## Problem to work on
Say how many lines hold the string "زندگی"; please write nothing but the number.

## Data shown

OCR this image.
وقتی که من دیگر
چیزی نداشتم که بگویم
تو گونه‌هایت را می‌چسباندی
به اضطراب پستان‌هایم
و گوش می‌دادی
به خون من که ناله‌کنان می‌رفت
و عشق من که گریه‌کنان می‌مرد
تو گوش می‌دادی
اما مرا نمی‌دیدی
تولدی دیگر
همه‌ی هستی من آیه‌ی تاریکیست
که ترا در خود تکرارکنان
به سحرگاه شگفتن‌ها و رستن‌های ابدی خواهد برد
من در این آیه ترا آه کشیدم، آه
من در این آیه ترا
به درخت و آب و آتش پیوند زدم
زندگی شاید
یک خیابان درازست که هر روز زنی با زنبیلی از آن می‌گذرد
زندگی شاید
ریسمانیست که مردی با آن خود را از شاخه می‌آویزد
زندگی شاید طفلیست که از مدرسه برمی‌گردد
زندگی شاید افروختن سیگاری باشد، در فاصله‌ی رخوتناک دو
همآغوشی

## Exercise output
4